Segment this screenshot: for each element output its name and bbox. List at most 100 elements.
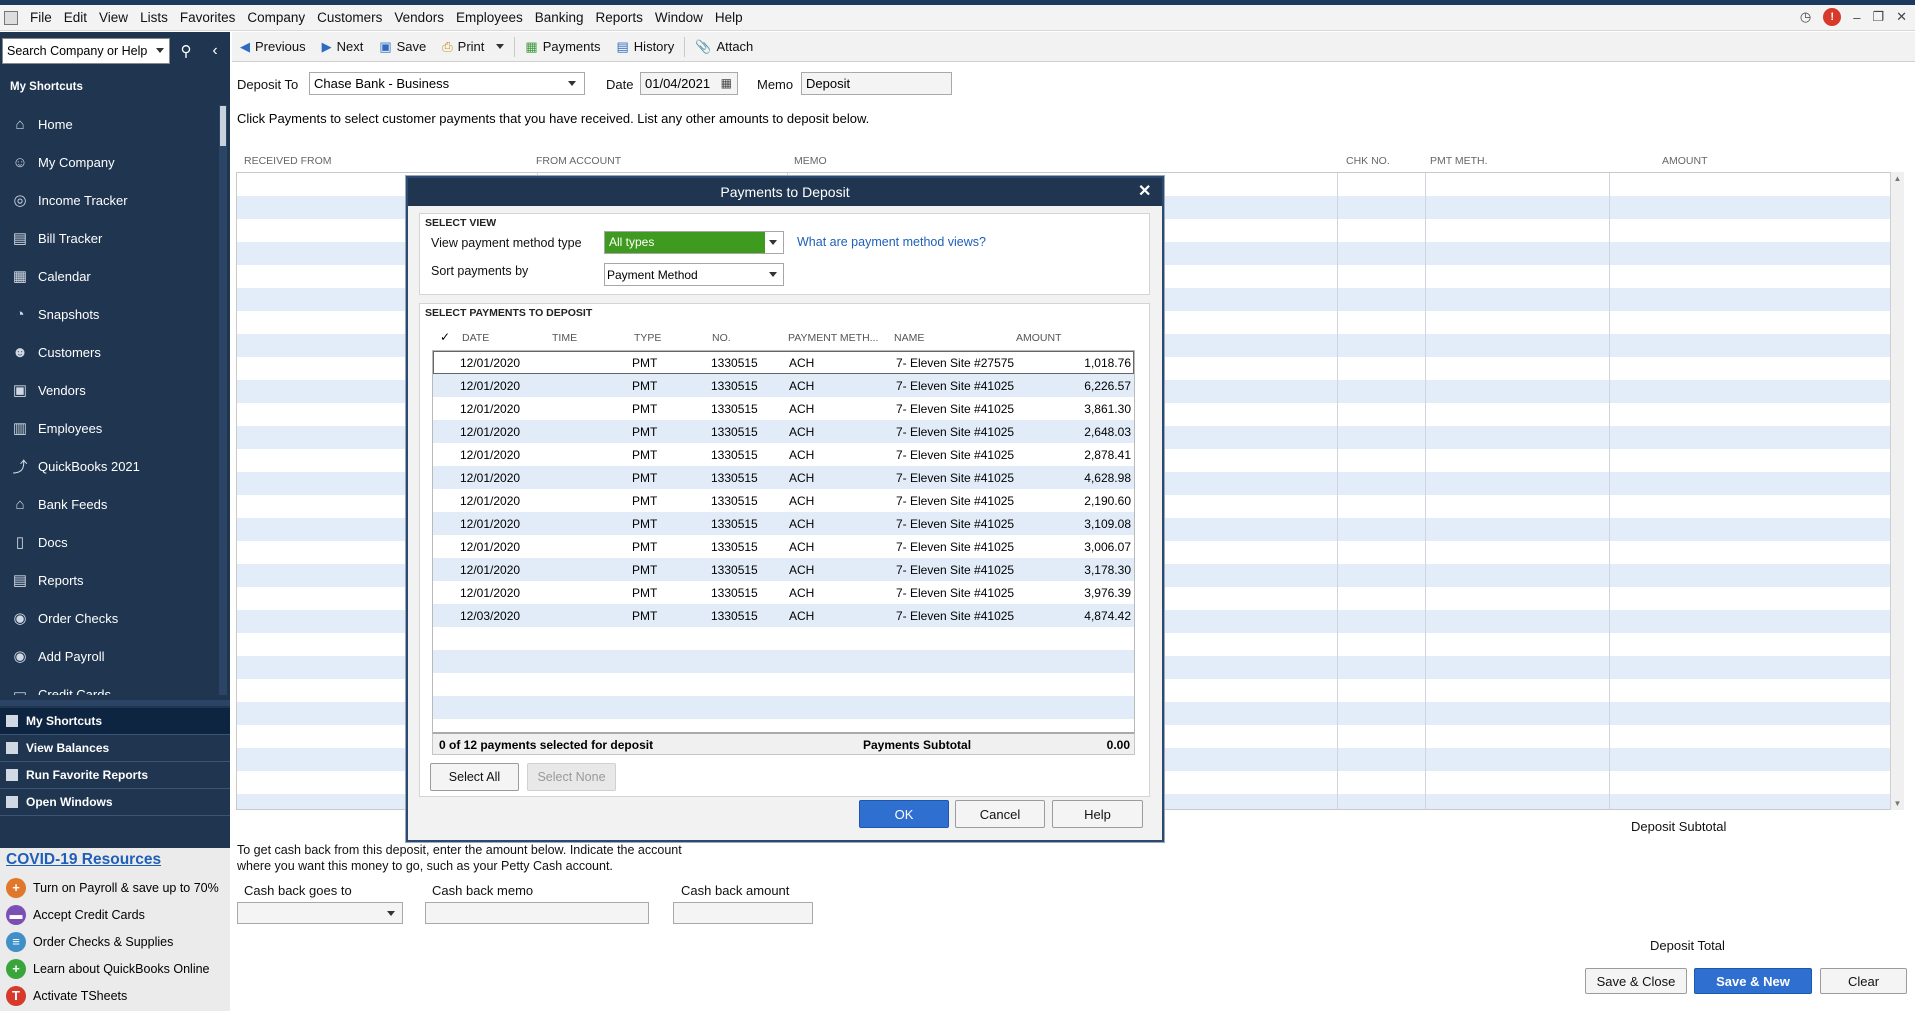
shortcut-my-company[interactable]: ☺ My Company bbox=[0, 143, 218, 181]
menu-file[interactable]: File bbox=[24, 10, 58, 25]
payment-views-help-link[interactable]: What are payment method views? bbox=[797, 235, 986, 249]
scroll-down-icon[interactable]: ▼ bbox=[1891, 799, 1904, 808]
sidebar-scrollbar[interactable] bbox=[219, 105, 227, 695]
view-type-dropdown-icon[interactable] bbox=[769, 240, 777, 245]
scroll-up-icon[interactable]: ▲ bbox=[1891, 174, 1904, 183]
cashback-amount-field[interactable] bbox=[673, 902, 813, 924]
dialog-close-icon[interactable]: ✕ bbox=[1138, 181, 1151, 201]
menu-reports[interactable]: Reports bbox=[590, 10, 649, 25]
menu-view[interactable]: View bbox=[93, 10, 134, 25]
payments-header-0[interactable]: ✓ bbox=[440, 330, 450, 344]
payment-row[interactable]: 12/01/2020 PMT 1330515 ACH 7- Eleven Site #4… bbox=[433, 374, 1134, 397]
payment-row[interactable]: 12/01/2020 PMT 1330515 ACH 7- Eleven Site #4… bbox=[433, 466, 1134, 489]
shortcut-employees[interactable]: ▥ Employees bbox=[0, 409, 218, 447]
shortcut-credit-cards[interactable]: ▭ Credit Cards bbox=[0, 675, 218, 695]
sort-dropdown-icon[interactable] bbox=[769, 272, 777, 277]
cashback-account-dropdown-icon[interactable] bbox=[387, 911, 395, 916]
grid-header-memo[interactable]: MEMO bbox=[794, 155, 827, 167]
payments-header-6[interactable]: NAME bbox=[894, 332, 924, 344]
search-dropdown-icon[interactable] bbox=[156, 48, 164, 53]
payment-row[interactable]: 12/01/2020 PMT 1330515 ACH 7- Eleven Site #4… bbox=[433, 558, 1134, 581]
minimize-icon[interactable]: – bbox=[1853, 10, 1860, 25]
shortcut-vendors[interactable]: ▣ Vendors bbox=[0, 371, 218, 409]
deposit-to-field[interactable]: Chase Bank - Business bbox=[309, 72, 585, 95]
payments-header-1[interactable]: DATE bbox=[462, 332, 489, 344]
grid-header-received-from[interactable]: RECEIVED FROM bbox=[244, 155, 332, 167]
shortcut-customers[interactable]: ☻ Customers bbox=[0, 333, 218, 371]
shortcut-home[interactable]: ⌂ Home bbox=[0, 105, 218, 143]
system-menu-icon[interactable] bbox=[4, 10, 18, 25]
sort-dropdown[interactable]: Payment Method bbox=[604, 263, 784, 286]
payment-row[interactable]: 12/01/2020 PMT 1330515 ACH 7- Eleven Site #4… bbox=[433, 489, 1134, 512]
○ ○ ○ ○ ○ ○ ○
### Short exercise:
Please reproduce every row above word for word, leaving out the pictures.

### Result of this exercise:
Segment this screenshot: for each element output its name and bbox. List at most 100 elements.
shortcut-my-company[interactable]: ☺ My Company bbox=[0, 143, 218, 181]
menu-file[interactable]: File bbox=[24, 10, 58, 25]
payment-views-help-link[interactable]: What are payment method views? bbox=[797, 235, 986, 249]
scroll-down-icon[interactable]: ▼ bbox=[1891, 799, 1904, 808]
sidebar-scrollbar[interactable] bbox=[219, 105, 227, 695]
view-type-dropdown-icon[interactable] bbox=[769, 240, 777, 245]
scroll-up-icon[interactable]: ▲ bbox=[1891, 174, 1904, 183]
cashback-amount-field[interactable] bbox=[673, 902, 813, 924]
dialog-close-icon[interactable]: ✕ bbox=[1138, 181, 1151, 201]
menu-reports[interactable]: Reports bbox=[590, 10, 649, 25]
menu-view[interactable]: View bbox=[93, 10, 134, 25]
payments-header-0[interactable]: ✓ bbox=[440, 330, 450, 344]
payment-row[interactable]: 12/01/2020 PMT 1330515 ACH 7- Eleven Site #4… bbox=[433, 374, 1134, 397]
payment-row[interactable]: 12/01/2020 PMT 1330515 ACH 7- Eleven Site #4… bbox=[433, 466, 1134, 489]
shortcut-employees[interactable]: ▥ Employees bbox=[0, 409, 218, 447]
shortcut-credit-cards[interactable]: ▭ Credit Cards bbox=[0, 675, 218, 695]
sort-dropdown-icon[interactable] bbox=[769, 272, 777, 277]
cashback-account-dropdown-icon[interactable] bbox=[387, 911, 395, 916]
grid-header-memo[interactable]: MEMO bbox=[794, 155, 827, 167]
payments-header-6[interactable]: NAME bbox=[894, 332, 924, 344]
search-dropdown-icon[interactable] bbox=[156, 48, 164, 53]
payment-row[interactable]: 12/01/2020 PMT 1330515 ACH 7- Eleven Site #4… bbox=[433, 558, 1134, 581]
minimize-icon[interactable]: – bbox=[1853, 10, 1860, 25]
shortcut-vendors[interactable]: ▣ Vendors bbox=[0, 371, 218, 409]
deposit-to-field[interactable]: Chase Bank - Business bbox=[309, 72, 585, 95]
payments-header-1[interactable]: DATE bbox=[462, 332, 489, 344]
grid-header-received-from[interactable]: RECEIVED FROM bbox=[244, 155, 332, 167]
shortcut-customers[interactable]: ☻ Customers bbox=[0, 333, 218, 371]
shortcut-home[interactable]: ⌂ Home bbox=[0, 105, 218, 143]
system-menu-icon[interactable] bbox=[4, 10, 18, 25]
sort-dropdown[interactable]: Payment Method bbox=[604, 263, 784, 286]
payment-row[interactable]: 12/01/2020 PMT 1330515 ACH 7- Eleven Site #4… bbox=[433, 489, 1134, 512]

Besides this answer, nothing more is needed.